§ THE PROBLEM
Go through the records underneath and write each one out again exactly.

====================

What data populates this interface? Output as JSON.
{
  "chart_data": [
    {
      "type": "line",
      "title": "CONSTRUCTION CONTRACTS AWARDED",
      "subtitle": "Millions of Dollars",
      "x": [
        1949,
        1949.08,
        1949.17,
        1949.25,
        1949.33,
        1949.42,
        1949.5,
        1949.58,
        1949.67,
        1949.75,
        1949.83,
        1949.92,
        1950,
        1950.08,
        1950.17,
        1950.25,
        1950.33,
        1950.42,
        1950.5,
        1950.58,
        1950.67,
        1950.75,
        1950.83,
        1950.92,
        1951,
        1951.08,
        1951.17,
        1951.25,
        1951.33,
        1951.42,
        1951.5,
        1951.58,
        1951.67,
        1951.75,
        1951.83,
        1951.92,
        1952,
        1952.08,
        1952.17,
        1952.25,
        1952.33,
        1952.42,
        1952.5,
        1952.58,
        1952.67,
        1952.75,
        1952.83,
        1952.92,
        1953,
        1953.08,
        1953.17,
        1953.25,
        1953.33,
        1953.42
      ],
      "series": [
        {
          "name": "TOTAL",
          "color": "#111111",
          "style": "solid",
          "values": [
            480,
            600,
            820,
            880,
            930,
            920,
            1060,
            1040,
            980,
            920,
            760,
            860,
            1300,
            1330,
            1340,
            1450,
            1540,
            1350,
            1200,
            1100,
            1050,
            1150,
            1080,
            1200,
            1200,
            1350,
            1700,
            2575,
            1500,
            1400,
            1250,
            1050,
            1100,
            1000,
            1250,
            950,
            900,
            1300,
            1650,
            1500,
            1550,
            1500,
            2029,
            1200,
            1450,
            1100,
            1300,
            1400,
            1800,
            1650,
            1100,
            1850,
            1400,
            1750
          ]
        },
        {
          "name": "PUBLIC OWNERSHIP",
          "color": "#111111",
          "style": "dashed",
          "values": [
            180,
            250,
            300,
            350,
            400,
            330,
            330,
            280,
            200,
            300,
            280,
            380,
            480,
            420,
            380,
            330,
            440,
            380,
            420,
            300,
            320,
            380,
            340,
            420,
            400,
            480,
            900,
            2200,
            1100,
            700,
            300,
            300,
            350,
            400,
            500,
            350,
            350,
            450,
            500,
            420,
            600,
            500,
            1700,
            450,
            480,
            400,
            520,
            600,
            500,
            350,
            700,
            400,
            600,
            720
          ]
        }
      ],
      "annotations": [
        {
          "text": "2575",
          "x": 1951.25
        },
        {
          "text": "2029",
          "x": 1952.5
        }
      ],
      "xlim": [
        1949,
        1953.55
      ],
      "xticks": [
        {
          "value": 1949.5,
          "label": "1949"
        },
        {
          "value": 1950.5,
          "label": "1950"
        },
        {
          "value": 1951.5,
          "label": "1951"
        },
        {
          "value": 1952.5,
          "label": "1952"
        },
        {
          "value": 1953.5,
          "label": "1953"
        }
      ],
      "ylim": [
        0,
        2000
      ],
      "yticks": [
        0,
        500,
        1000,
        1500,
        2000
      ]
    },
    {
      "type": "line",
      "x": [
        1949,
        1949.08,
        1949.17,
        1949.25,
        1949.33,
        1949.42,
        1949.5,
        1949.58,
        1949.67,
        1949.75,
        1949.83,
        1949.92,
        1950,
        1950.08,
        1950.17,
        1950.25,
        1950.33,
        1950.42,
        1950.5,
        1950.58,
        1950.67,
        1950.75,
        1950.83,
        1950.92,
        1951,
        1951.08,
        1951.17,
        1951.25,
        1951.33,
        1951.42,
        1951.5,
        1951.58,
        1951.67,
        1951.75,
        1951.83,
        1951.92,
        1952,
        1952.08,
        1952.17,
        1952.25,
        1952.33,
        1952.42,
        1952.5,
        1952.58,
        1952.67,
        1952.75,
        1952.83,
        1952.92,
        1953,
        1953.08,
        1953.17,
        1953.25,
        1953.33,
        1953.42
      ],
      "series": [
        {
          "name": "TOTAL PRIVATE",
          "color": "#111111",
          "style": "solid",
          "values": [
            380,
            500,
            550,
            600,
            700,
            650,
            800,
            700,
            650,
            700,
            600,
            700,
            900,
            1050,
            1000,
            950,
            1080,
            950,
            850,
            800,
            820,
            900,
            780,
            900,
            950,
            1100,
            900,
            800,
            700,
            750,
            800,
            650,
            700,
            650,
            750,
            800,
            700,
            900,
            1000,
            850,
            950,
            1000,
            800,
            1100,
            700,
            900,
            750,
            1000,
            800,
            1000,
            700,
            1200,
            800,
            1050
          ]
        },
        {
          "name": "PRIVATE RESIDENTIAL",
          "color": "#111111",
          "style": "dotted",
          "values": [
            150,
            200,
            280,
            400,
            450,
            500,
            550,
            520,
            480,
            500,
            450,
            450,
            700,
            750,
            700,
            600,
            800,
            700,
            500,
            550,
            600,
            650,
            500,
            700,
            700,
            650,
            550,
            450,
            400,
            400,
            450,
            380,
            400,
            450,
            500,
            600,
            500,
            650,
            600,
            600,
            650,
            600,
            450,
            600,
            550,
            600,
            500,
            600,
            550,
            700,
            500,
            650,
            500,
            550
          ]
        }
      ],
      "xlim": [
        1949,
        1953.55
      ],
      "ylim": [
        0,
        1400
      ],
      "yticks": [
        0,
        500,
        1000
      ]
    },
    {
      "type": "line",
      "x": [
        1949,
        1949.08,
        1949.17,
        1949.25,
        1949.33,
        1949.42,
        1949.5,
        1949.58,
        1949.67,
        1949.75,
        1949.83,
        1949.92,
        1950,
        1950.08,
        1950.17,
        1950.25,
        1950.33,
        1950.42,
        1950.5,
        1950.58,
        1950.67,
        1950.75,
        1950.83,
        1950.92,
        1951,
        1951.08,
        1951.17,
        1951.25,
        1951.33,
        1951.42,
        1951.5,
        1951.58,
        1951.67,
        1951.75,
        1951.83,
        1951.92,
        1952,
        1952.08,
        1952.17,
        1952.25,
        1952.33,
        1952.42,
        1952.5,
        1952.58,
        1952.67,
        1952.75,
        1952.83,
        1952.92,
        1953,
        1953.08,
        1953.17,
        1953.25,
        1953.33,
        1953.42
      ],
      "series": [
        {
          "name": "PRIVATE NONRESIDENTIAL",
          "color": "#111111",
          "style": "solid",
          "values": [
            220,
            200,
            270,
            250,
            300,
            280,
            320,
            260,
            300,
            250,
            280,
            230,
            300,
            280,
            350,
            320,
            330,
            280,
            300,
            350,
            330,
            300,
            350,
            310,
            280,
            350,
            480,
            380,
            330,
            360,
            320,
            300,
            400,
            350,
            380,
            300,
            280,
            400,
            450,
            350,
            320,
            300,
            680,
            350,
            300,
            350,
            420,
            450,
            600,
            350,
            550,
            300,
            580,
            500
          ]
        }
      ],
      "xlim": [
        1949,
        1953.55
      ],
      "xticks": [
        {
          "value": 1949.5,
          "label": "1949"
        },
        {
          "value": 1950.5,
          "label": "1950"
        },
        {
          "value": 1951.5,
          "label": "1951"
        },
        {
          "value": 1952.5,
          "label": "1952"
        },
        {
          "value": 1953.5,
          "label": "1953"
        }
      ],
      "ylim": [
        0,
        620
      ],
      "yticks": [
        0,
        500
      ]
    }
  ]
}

====================

§ WRITTEN ANSWER
What data populates this interface? Output as JSON.
{
  "chart_data": [
    {
      "type": "line",
      "title": "CONSTRUCTION CONTRACTS AWARDED",
      "subtitle": "Millions of Dollars",
      "x": [
        1949,
        1949.08,
        1949.17,
        1949.25,
        1949.33,
        1949.42,
        1949.5,
        1949.58,
        1949.67,
        1949.75,
        1949.83,
        1949.92,
        1950,
        1950.08,
        1950.17,
        1950.25,
        1950.33,
        1950.42,
        1950.5,
        1950.58,
        1950.67,
        1950.75,
        1950.83,
        1950.92,
        1951,
        1951.08,
        1951.17,
        1951.25,
        1951.33,
        1951.42,
        1951.5,
        1951.58,
        1951.67,
        1951.75,
        1951.83,
        1951.92,
        1952,
        1952.08,
        1952.17,
        1952.25,
        1952.33,
        1952.42,
        1952.5,
        1952.58,
        1952.67,
        1952.75,
        1952.83,
        1952.92,
        1953,
        1953.08,
        1953.17,
        1953.25,
        1953.33,
        1953.42
      ],
      "series": [
        {
          "name": "TOTAL",
          "color": "#111111",
          "style": "solid",
          "values": [
            480,
            600,
            820,
            880,
            930,
            920,
            1060,
            1040,
            980,
            920,
            760,
            860,
            1300,
            1330,
            1340,
            1450,
            1540,
            1350,
            1200,
            1100,
            1050,
            1150,
            1080,
            1200,
            1200,
            1350,
            1700,
            2575,
            1500,
            1400,
            1250,
            1050,
            1100,
            1000,
            1250,
            950,
            900,
            1300,
            1650,
            1500,
            1550,
            1500,
            2029,
            1200,
            1450,
            1100,
            1300,
            1400,
            1800,
            1650,
            1100,
            1850,
            1400,
            1750
          ]
        },
        {
          "name": "PUBLIC OWNERSHIP",
          "color": "#111111",
          "style": "dashed",
          "values": [
            180,
            250,
            300,
            350,
            400,
            330,
            330,
            280,
            200,
            300,
            280,
            380,
            480,
            420,
            380,
            330,
            440,
            380,
            420,
            300,
            320,
            380,
            340,
            420,
            400,
            480,
            900,
            2200,
            1100,
            700,
            300,
            300,
            350,
            400,
            500,
            350,
            350,
            450,
            500,
            420,
            600,
            500,
            1700,
            450,
            480,
            400,
            520,
            600,
            500,
            350,
            700,
            400,
            600,
            720
          ]
        }
      ],
      "annotations": [
        {
          "text": "2575",
          "x": 1951.25
        },
        {
          "text": "2029",
          "x": 1952.5
        }
      ],
      "xlim": [
        1949,
        1953.55
      ],
      "xticks": [
        {
          "value": 1949.5,
          "label": "1949"
        },
        {
          "value": 1950.5,
          "label": "1950"
        },
        {
          "value": 1951.5,
          "label": "1951"
        },
        {
          "value": 1952.5,
          "label": "1952"
        },
        {
          "value": 1953.5,
          "label": "1953"
        }
      ],
      "ylim": [
        0,
        2000
      ],
      "yticks": [
        0,
        500,
        1000,
        1500,
        2000
      ]
    },
    {
      "type": "line",
      "x": [
        1949,
        1949.08,
        1949.17,
        1949.25,
        1949.33,
        1949.42,
        1949.5,
        1949.58,
        1949.67,
        1949.75,
        1949.83,
        1949.92,
        1950,
        1950.08,
        1950.17,
        1950.25,
        1950.33,
        1950.42,
        1950.5,
        1950.58,
        1950.67,
        1950.75,
        1950.83,
        1950.92,
        1951,
        1951.08,
        1951.17,
        1951.25,
        1951.33,
        1951.42,
        1951.5,
        1951.58,
        1951.67,
        1951.75,
        1951.83,
        1951.92,
        1952,
        1952.08,
        1952.17,
        1952.25,
        1952.33,
        1952.42,
        1952.5,
        1952.58,
        1952.67,
        1952.75,
        1952.83,
        1952.92,
        1953,
        1953.08,
        1953.17,
        1953.25,
        1953.33,
        1953.42
      ],
      "series": [
        {
          "name": "TOTAL PRIVATE",
          "color": "#111111",
          "style": "solid",
          "values": [
            380,
            500,
            550,
            600,
            700,
            650,
            800,
            700,
            650,
            700,
            600,
            700,
            900,
            1050,
            1000,
            950,
            1080,
            950,
            850,
            800,
            820,
            900,
            780,
            900,
            950,
            1100,
            900,
            800,
            700,
            750,
            800,
            650,
            700,
            650,
            750,
            800,
            700,
            900,
            1000,
            850,
            950,
            1000,
            800,
            1100,
            700,
            900,
            750,
            1000,
            800,
            1000,
            700,
            1200,
            800,
            1050
          ]
        },
        {
          "name": "PRIVATE RESIDENTIAL",
          "color": "#111111",
          "style": "dotted",
          "values": [
            150,
            200,
            280,
            400,
            450,
            500,
            550,
            520,
            480,
            500,
            450,
            450,
            700,
            750,
            700,
            600,
            800,
            700,
            500,
            550,
            600,
            650,
            500,
            700,
            700,
            650,
            550,
            450,
            400,
            400,
            450,
            380,
            400,
            450,
            500,
            600,
            500,
            650,
            600,
            600,
            650,
            600,
            450,
            600,
            550,
            600,
            500,
            600,
            550,
            700,
            500,
            650,
            500,
            550
          ]
        }
      ],
      "xlim": [
        1949,
        1953.55
      ],
      "ylim": [
        0,
        1400
      ],
      "yticks": [
        0,
        500,
        1000
      ]
    },
    {
      "type": "line",
      "x": [
        1949,
        1949.08,
        1949.17,
        1949.25,
        1949.33,
        1949.42,
        1949.5,
        1949.58,
        1949.67,
        1949.75,
        1949.83,
        1949.92,
        1950,
        1950.08,
        1950.17,
        1950.25,
        1950.33,
        1950.42,
        1950.5,
        1950.58,
        1950.67,
        1950.75,
        1950.83,
        1950.92,
        1951,
        1951.08,
        1951.17,
        1951.25,
        1951.33,
        1951.42,
        1951.5,
        1951.58,
        1951.67,
        1951.75,
        1951.83,
        1951.92,
        1952,
        1952.08,
        1952.17,
        1952.25,
        1952.33,
        1952.42,
        1952.5,
        1952.58,
        1952.67,
        1952.75,
        1952.83,
        1952.92,
        1953,
        1953.08,
        1953.17,
        1953.25,
        1953.33,
        1953.42
      ],
      "series": [
        {
          "name": "PRIVATE NONRESIDENTIAL",
          "color": "#111111",
          "style": "solid",
          "values": [
            220,
            200,
            270,
            250,
            300,
            280,
            320,
            260,
            300,
            250,
            280,
            230,
            300,
            280,
            350,
            320,
            330,
            280,
            300,
            350,
            330,
            300,
            350,
            310,
            280,
            350,
            480,
            380,
            330,
            360,
            320,
            300,
            400,
            350,
            380,
            300,
            280,
            400,
            450,
            350,
            320,
            300,
            680,
            350,
            300,
            350,
            420,
            450,
            600,
            350,
            550,
            300,
            580,
            500
          ]
        }
      ],
      "xlim": [
        1949,
        1953.55
      ],
      "xticks": [
        {
          "value": 1949.5,
          "label": "1949"
        },
        {
          "value": 1950.5,
          "label": "1950"
        },
        {
          "value": 1951.5,
          "label": "1951"
        },
        {
          "value": 1952.5,
          "label": "1952"
        },
        {
          "value": 1953.5,
          "label": "1953"
        }
      ],
      "ylim": [
        0,
        620
      ],
      "yticks": [
        0,
        500
      ]
    }
  ]
}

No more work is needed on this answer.